GIVEN INSTRUCTION:
Reproduce all lines of the listing below in which the word "Financial" occurs.

GIVEN RECORDS:
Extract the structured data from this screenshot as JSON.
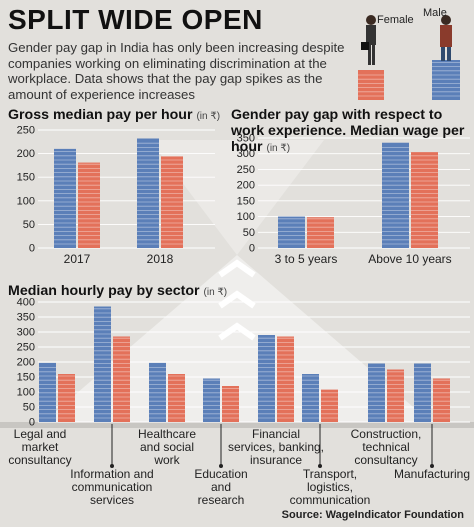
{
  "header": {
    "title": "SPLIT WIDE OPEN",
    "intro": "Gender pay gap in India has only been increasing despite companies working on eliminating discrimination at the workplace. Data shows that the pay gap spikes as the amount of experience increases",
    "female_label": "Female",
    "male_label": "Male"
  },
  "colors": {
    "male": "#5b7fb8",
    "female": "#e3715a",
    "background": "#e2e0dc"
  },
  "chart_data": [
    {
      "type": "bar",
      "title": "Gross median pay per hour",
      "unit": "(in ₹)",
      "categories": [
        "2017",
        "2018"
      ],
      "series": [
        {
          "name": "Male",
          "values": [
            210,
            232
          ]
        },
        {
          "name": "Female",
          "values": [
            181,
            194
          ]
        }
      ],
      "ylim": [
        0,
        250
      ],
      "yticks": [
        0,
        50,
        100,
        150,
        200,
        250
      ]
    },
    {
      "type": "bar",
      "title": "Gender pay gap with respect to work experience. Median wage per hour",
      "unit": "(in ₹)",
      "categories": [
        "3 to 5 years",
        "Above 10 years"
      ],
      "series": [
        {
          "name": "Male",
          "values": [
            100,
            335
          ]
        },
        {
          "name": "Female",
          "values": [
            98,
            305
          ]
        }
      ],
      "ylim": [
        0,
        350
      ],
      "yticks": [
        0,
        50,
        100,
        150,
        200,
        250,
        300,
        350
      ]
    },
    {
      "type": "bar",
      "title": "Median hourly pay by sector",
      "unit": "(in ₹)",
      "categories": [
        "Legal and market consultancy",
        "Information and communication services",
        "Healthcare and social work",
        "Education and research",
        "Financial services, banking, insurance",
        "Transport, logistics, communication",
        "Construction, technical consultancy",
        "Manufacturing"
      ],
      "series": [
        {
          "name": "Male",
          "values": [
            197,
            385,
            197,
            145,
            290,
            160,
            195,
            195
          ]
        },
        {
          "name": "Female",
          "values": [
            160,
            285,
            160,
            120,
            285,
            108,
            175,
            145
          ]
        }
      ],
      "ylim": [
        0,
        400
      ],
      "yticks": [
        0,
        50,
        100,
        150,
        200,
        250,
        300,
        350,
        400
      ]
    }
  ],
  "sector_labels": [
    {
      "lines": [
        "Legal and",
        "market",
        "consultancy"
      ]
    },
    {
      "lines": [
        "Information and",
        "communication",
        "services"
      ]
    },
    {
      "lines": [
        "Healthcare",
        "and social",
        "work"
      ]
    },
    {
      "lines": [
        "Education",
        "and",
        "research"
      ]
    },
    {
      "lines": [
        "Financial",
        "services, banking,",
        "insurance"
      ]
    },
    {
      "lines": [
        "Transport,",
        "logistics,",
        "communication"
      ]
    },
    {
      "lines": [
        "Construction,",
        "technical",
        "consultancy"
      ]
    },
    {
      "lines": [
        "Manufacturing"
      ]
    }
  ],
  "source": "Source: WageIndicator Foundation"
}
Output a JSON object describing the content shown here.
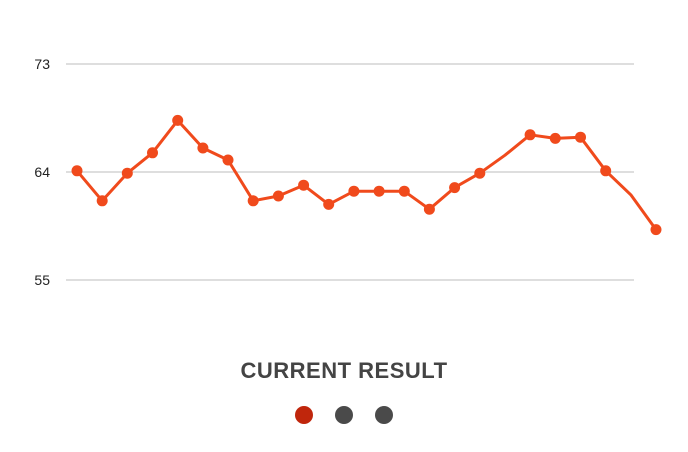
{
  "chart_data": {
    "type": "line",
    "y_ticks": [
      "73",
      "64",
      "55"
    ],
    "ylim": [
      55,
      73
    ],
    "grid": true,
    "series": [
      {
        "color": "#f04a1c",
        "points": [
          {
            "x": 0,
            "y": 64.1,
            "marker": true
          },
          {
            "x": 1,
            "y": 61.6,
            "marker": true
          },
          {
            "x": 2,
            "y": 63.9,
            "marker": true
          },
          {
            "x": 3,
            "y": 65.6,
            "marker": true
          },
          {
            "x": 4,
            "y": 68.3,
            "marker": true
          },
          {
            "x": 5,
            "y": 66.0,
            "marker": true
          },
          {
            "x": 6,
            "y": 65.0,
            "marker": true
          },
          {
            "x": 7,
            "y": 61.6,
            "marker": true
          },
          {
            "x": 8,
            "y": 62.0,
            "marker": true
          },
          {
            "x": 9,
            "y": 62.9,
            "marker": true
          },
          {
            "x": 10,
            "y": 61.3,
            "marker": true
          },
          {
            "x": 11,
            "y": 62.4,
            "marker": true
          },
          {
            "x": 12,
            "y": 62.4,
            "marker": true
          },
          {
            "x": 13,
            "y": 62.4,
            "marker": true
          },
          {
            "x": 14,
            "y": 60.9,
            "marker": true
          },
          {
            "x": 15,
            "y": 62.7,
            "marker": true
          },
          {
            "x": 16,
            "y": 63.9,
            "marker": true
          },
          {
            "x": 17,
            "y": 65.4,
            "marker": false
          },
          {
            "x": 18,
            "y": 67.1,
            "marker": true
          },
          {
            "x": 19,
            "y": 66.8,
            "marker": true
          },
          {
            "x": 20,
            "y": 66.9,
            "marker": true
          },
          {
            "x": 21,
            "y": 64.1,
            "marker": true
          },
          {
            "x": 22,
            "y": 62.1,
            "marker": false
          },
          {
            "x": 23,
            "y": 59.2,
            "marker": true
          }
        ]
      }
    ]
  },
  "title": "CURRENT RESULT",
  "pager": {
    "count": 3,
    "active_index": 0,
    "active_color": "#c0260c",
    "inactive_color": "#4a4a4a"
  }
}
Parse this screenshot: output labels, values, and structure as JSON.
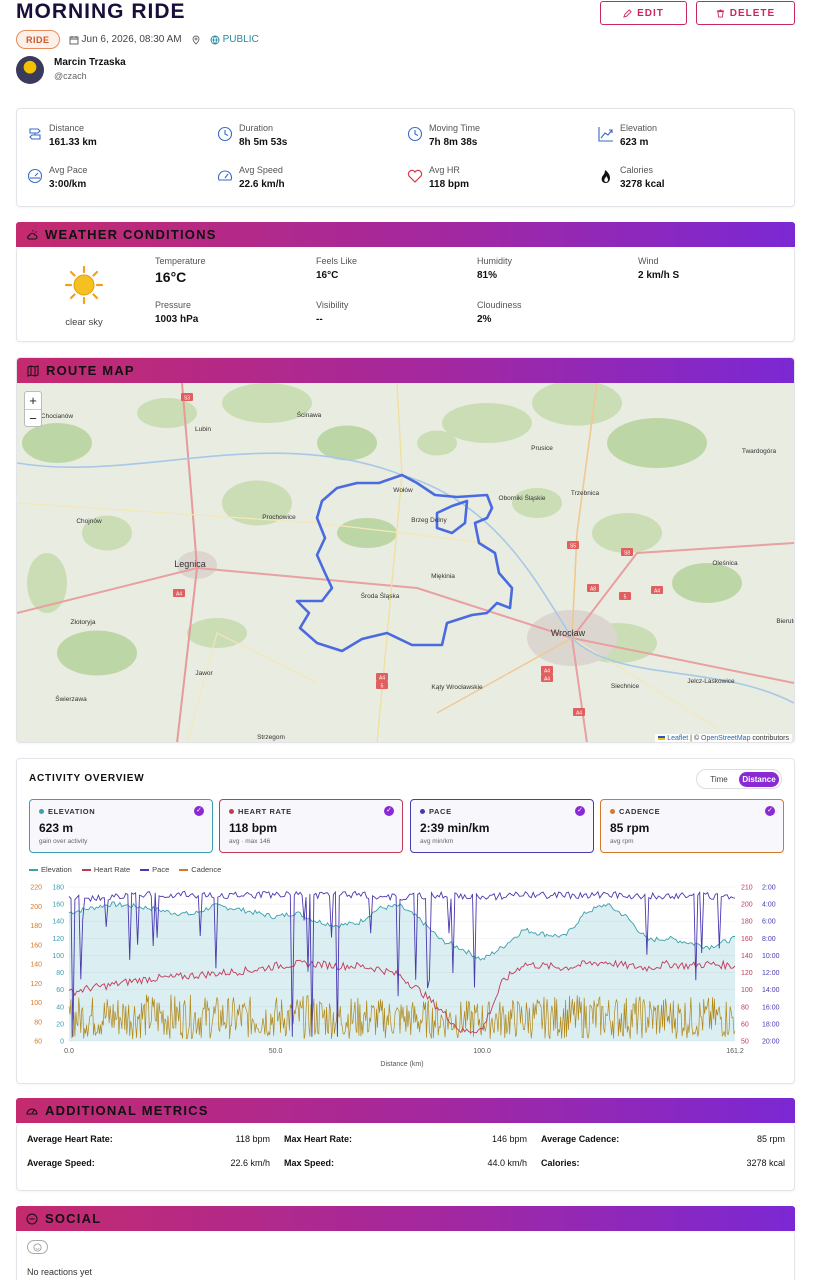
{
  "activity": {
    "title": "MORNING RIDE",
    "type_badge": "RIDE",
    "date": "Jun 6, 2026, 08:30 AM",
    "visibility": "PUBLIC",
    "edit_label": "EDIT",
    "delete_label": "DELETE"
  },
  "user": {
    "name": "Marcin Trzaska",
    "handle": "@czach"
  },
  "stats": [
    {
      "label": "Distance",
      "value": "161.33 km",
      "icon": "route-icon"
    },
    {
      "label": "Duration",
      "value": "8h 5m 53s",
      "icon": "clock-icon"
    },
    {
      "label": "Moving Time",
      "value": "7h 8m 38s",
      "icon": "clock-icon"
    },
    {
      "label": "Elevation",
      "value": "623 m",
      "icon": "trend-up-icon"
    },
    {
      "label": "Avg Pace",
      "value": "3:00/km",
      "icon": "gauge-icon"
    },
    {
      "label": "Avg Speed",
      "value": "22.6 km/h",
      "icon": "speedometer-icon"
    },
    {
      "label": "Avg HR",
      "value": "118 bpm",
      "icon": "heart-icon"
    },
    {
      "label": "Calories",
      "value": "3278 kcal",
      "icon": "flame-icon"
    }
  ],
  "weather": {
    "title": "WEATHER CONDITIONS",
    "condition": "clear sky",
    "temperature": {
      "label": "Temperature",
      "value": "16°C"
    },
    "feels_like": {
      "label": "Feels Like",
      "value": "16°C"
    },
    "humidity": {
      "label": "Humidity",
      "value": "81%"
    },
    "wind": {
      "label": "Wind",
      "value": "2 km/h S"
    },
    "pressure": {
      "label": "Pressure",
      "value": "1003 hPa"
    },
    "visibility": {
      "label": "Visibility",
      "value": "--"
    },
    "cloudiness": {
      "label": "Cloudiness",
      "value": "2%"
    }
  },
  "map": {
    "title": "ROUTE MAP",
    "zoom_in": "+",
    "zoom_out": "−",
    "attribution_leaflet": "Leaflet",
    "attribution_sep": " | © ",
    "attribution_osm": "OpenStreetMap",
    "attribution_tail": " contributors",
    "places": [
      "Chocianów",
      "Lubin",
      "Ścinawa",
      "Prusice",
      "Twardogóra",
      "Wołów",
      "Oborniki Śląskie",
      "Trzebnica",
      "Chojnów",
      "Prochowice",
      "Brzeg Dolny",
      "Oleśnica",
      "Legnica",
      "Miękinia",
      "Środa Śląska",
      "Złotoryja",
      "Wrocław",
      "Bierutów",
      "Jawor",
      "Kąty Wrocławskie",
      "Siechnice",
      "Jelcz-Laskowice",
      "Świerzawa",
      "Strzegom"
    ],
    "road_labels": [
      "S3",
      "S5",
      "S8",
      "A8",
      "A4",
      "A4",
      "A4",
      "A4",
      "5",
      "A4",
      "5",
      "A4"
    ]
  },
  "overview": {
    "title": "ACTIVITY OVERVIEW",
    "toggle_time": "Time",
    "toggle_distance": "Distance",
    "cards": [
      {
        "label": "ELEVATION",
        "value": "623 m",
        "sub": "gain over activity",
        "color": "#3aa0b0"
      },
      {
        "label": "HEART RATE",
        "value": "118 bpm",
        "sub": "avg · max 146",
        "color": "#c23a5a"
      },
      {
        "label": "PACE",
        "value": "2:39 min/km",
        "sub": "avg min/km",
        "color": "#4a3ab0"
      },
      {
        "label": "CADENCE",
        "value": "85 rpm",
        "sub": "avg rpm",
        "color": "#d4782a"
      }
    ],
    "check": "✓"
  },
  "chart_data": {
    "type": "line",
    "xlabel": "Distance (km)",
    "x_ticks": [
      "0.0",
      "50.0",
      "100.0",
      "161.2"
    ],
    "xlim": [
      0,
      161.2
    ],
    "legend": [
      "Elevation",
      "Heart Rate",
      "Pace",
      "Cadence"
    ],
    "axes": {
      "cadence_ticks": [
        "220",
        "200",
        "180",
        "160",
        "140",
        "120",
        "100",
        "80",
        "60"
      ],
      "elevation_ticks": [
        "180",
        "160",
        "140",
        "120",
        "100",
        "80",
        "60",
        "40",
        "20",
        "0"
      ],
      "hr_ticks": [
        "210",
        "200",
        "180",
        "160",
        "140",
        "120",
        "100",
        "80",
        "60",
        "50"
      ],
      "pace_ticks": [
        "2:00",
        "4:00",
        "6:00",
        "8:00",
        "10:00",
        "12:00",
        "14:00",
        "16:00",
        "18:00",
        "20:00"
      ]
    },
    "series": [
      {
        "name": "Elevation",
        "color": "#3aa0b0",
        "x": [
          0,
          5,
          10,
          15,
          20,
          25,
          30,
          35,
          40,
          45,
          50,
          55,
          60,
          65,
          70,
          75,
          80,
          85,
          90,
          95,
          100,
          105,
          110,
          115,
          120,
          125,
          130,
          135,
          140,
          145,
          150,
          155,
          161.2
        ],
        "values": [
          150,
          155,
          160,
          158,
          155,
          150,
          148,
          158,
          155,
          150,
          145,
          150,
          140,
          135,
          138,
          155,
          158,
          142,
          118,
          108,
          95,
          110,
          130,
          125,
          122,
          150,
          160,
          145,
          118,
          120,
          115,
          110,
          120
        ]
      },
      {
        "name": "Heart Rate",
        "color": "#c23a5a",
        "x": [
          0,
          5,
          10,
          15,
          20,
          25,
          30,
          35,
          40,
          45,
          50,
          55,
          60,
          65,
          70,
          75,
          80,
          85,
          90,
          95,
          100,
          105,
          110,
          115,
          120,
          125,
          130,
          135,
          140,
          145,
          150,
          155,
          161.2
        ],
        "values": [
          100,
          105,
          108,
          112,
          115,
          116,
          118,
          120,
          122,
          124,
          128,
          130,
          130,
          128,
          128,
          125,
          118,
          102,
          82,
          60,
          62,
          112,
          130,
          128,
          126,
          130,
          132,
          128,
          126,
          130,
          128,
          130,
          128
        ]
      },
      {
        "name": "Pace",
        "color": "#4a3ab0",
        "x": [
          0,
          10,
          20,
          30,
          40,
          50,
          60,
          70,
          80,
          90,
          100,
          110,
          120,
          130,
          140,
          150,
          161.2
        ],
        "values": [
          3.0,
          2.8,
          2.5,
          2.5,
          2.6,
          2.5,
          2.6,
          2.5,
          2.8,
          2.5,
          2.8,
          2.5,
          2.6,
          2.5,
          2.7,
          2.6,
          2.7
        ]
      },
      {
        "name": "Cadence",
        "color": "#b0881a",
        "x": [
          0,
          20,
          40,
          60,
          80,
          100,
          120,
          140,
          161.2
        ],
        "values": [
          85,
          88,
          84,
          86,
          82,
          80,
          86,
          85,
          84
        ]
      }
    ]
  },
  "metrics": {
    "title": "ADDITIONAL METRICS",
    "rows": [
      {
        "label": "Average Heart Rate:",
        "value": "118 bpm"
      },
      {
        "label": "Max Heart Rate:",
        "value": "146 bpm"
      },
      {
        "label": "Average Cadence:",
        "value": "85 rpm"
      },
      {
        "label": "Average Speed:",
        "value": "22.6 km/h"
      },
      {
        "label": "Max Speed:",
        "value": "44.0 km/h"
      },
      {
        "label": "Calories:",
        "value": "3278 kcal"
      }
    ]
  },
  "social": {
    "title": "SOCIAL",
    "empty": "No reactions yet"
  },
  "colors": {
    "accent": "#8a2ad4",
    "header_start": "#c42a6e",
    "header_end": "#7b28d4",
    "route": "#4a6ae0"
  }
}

FINAL RESULT:
        "Financial services, banking, insurance",
        "Financial",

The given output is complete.